Quote the records in full and leave their pictures out.

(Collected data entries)
━━━━━━━━━━━━━━━━

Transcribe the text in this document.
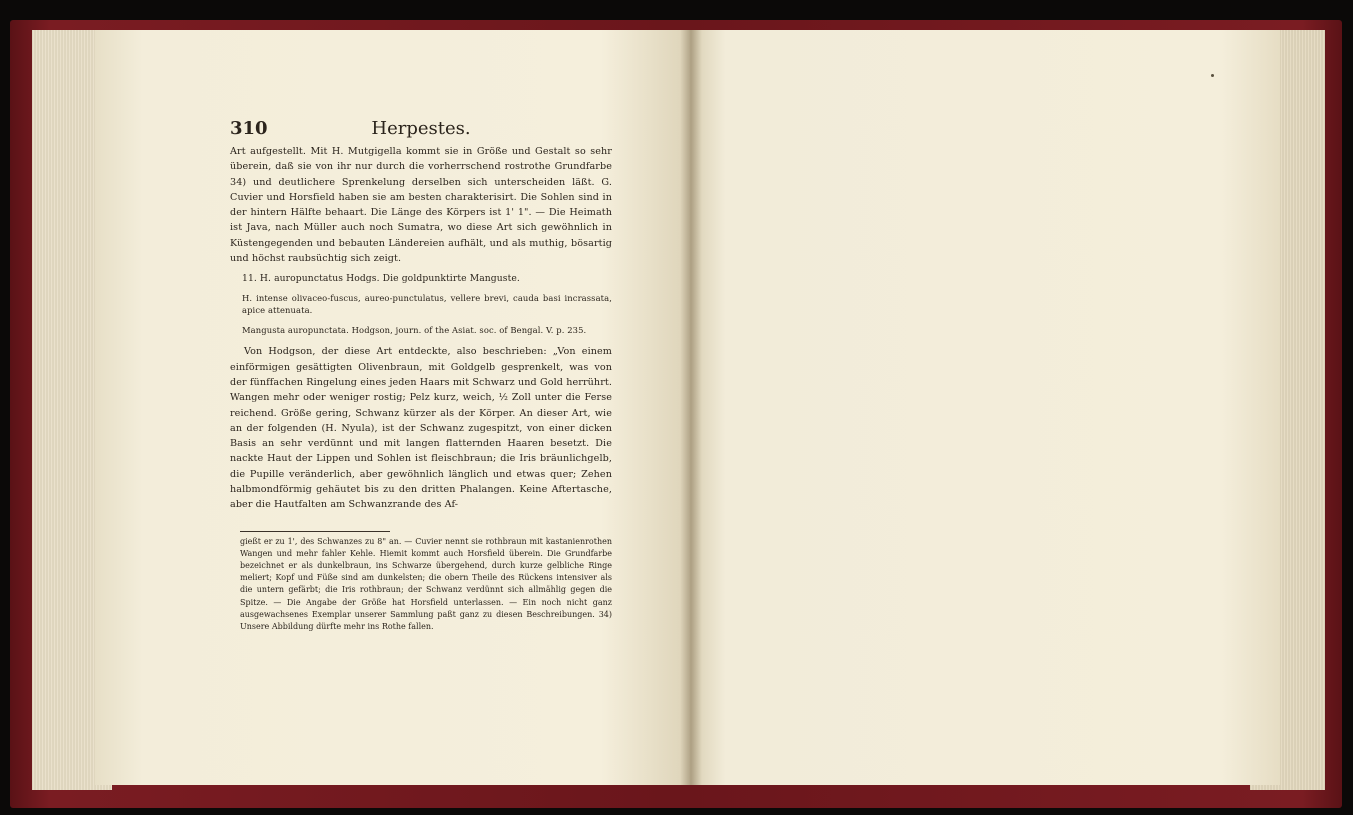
310	Herpestes.

Art aufgestellt. Mit H. Mutgigella kommt sie in Größe und Gestalt so sehr überein, daß sie von ihr nur durch die vorherrschend rostrothe Grundfarbe 34) und deutlichere Sprenkelung derselben sich unterscheiden läßt. G. Cuvier und Horsfield haben sie am besten charakterisirt. Die Sohlen sind in der hintern Hälfte behaart. Die Länge des Körpers ist 1' 1". — Die Heimath ist Java, nach Müller auch noch Sumatra, wo diese Art sich gewöhnlich in Küstengegenden und bebauten Ländereien aufhält, und als muthig, bösartig und höchst raubsüchtig sich zeigt.

11. H. auropunctatus Hodgs. Die goldpunktirte Manguste.
H. intense olivaceo-fuscus, aureo-punctulatus, vellere brevi, cauda basi incrassata, apice attenuata.
Mangusta auropunctata. Hodgson, journ. of the Asiat. soc. of Bengal. V. p. 235.

Von Hodgson, der diese Art entdeckte, also beschrieben: „Von einem einförmigen gesättigten Olivenbraun, mit Goldgelb gesprenkelt, was von der fünffachen Ringelung eines jeden Haars mit Schwarz und Gold herrührt. Wangen mehr oder weniger rostig; Pelz kurz, weich, ½ Zoll unter die Ferse reichend. Größe gering, Schwanz kürzer als der Körper. An dieser Art, wie an der folgenden (H. Nyula), ist der Schwanz zugespitzt, von einer dicken Basis an sehr verdünnt und mit langen flatternden Haaren besetzt. Die nackte Haut der Lippen und Sohlen ist fleischbraun; die Iris bräunlichgelb, die Pupille veränderlich, aber gewöhnlich länglich und etwas quer; Zehen halbmondförmig gehäutet bis zu den dritten Phalangen. Keine Aftertasche, aber die Hautfalten am Schwanzrande des Af-

gießt er zu 1', des Schwanzes zu 8" an. — Cuvier nennt sie rothbraun mit kastanienrothen Wangen und mehr fahler Kehle. Hiemit kommt auch Horsfield überein. Die Grundfarbe bezeichnet er als dunkelbraun, ins Schwarze übergehend, durch kurze gelbliche Ringe meliert; Kopf und Füße sind am dunkelsten; die obern Theile des Rückens intensiver als die untern gefärbt; die Iris rothbraun; der Schwanz verdünnt sich allmählig gegen die Spitze. — Die Angabe der Größe hat Horsfield unterlassen. — Ein noch nicht ganz ausgewachsenes Exemplar unserer Sammlung paßt ganz zu diesen Beschreibungen. 34) Unsere Abbildung dürfte mehr ins Rothe fallen.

━━━━━━━━━━━━━━━━

▶ **Complete output**:
Transcribe the text in this document.
310	Herpestes.

Art aufgestellt. Mit H. Mutgigella kommt sie in Größe und Gestalt so sehr überein, daß sie von ihr nur durch die vorherrschend rostrothe Grundfarbe 34) und deutlichere Sprenkelung derselben sich unterscheiden läßt. G. Cuvier und Horsfield haben sie am besten charakterisirt. Die Sohlen sind in der hintern Hälfte behaart. Die Länge des Körpers ist 1' 1". — Die Heimath ist Java, nach Müller auch noch Sumatra, wo diese Art sich gewöhnlich in Küstengegenden und bebauten Ländereien aufhält, und als muthig, bösartig und höchst raubsüchtig sich zeigt.

11. H. auropunctatus Hodgs. Die goldpunktirte Manguste.
H. intense olivaceo-fuscus, aureo-punctulatus, vellere brevi, cauda basi incrassata, apice attenuata.
Mangusta auropunctata. Hodgson, journ. of the Asiat. soc. of Bengal. V. p. 235.

Von Hodgson, der diese Art entdeckte, also beschrieben: „Von einem einförmigen gesättigten Olivenbraun, mit Goldgelb gesprenkelt, was von der fünffachen Ringelung eines jeden Haars mit Schwarz und Gold herrührt. Wangen mehr oder weniger rostig; Pelz kurz, weich, ½ Zoll unter die Ferse reichend. Größe gering, Schwanz kürzer als der Körper. An dieser Art, wie an der folgenden (H. Nyula), ist der Schwanz zugespitzt, von einer dicken Basis an sehr verdünnt und mit langen flatternden Haaren besetzt. Die nackte Haut der Lippen und Sohlen ist fleischbraun; die Iris bräunlichgelb, die Pupille veränderlich, aber gewöhnlich länglich und etwas quer; Zehen halbmondförmig gehäutet bis zu den dritten Phalangen. Keine Aftertasche, aber die Hautfalten am Schwanzrande des Af-

gießt er zu 1', des Schwanzes zu 8" an. — Cuvier nennt sie rothbraun mit kastanienrothen Wangen und mehr fahler Kehle. Hiemit kommt auch Horsfield überein. Die Grundfarbe bezeichnet er als dunkelbraun, ins Schwarze übergehend, durch kurze gelbliche Ringe meliert; Kopf und Füße sind am dunkelsten; die obern Theile des Rückens intensiver als die untern gefärbt; die Iris rothbraun; der Schwanz verdünnt sich allmählig gegen die Spitze. — Die Angabe der Größe hat Horsfield unterlassen. — Ein noch nicht ganz ausgewachsenes Exemplar unserer Sammlung paßt ganz zu diesen Beschreibungen. 34) Unsere Abbildung dürfte mehr ins Rothe fallen.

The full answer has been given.